Part of a data file =
--------------------------------
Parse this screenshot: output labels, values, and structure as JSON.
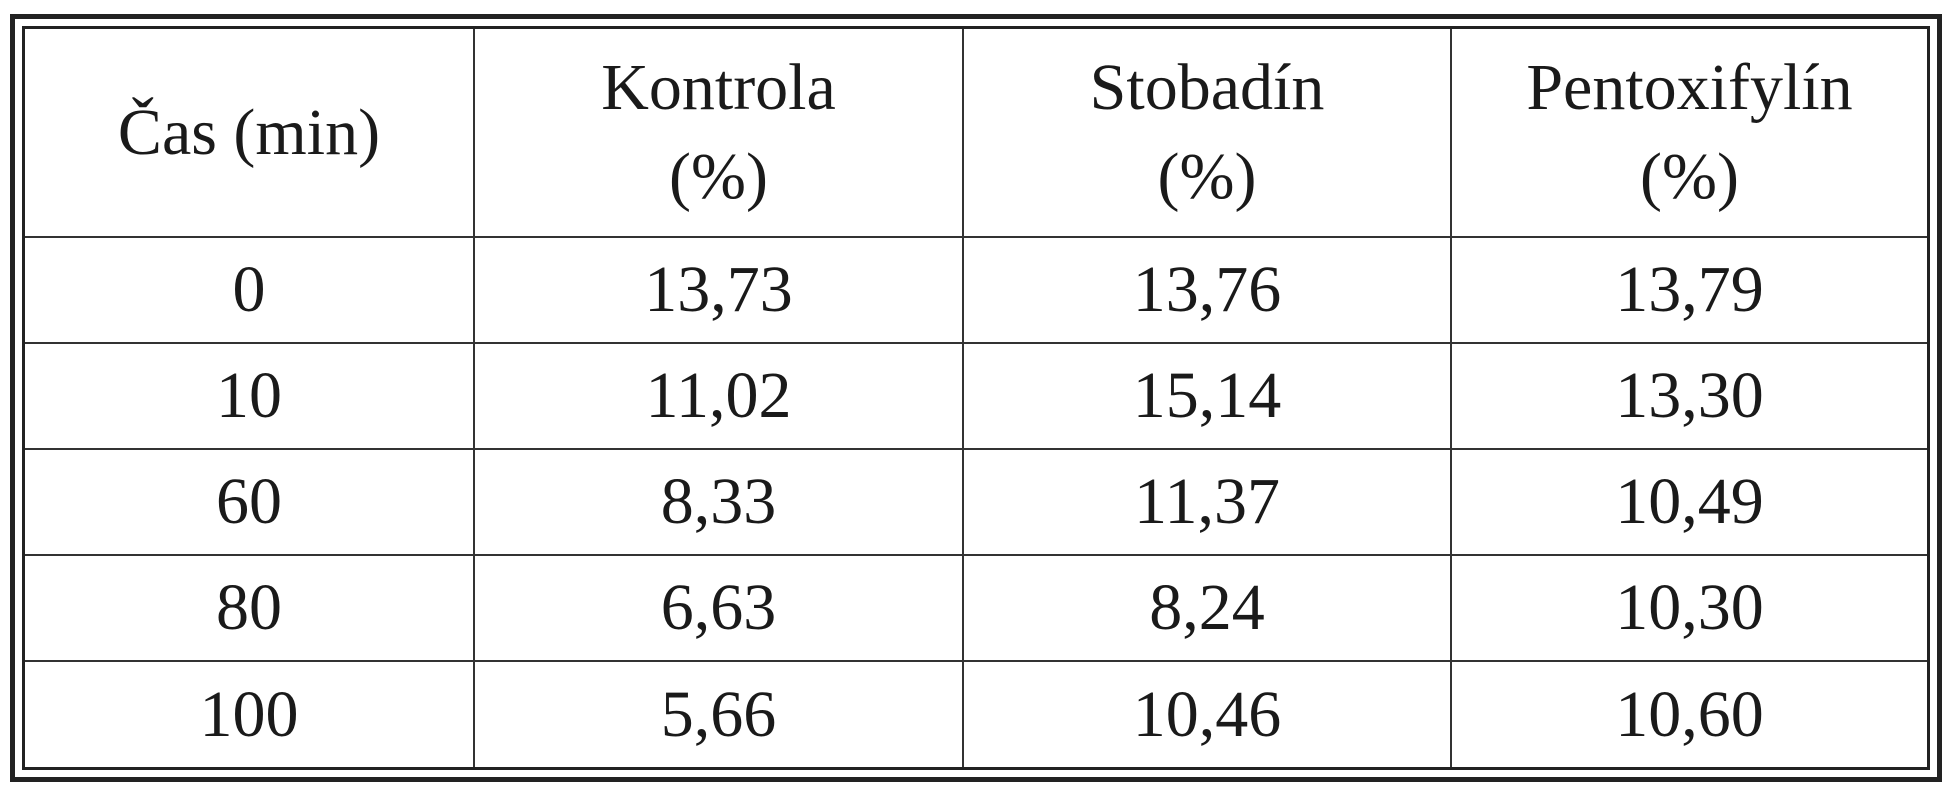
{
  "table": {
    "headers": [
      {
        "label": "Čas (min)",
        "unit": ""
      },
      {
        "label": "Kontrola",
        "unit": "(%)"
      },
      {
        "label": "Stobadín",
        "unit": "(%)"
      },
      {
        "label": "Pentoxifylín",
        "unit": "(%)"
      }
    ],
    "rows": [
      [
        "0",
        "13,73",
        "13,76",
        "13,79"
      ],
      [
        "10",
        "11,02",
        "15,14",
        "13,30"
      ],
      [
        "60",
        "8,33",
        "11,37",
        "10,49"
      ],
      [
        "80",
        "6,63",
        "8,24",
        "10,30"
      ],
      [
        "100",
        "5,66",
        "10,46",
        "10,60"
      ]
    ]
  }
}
--------------------------------
Work instructions = Exclude the pictures, and transcribe all of the material exactly.

Solution to this exercise =
Parse this screenshot: output labels, values, and structure as JSON.
{
  "table": {
    "headers": [
      {
        "label": "Čas (min)",
        "unit": ""
      },
      {
        "label": "Kontrola",
        "unit": "(%)"
      },
      {
        "label": "Stobadín",
        "unit": "(%)"
      },
      {
        "label": "Pentoxifylín",
        "unit": "(%)"
      }
    ],
    "rows": [
      [
        "0",
        "13,73",
        "13,76",
        "13,79"
      ],
      [
        "10",
        "11,02",
        "15,14",
        "13,30"
      ],
      [
        "60",
        "8,33",
        "11,37",
        "10,49"
      ],
      [
        "80",
        "6,63",
        "8,24",
        "10,30"
      ],
      [
        "100",
        "5,66",
        "10,46",
        "10,60"
      ]
    ]
  }
}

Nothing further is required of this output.